Go through the entries below and count the lines holding the word "allowed". Reply with only the number, please.

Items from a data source
==================================================

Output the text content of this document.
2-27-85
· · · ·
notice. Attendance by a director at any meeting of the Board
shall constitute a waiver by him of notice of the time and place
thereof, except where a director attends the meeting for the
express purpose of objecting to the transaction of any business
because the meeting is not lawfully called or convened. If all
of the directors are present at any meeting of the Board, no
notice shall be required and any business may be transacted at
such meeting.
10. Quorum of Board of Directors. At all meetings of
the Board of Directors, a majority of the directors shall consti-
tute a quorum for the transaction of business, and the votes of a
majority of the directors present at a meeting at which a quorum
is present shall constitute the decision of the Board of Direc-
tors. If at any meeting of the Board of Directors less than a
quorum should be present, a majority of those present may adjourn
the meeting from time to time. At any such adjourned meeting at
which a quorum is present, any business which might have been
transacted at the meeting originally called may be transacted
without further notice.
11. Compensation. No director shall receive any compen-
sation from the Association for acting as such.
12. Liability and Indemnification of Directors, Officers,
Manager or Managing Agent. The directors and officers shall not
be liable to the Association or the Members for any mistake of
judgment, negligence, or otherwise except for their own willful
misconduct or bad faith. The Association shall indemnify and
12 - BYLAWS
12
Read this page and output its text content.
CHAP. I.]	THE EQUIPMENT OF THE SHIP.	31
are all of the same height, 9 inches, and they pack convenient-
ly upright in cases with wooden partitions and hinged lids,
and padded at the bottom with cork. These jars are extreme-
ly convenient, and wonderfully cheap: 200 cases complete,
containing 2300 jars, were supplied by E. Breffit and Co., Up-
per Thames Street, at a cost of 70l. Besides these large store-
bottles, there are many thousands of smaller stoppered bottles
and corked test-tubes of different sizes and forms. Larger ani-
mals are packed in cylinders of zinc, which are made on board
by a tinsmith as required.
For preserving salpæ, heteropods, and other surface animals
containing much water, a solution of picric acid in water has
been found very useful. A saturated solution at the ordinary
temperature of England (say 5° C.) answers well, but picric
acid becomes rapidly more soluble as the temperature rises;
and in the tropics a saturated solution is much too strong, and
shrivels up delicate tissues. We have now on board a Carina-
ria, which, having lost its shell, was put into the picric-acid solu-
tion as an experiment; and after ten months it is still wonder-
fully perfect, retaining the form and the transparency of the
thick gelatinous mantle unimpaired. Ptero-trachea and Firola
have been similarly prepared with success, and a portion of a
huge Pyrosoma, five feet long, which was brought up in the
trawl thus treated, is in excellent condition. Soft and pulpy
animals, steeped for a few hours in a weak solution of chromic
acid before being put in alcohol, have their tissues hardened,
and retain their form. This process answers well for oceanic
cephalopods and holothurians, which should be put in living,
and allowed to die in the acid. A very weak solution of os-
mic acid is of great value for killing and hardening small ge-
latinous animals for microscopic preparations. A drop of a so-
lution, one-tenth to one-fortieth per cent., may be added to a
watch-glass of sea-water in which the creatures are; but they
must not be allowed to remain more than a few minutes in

==================================================

• Complete answer: 2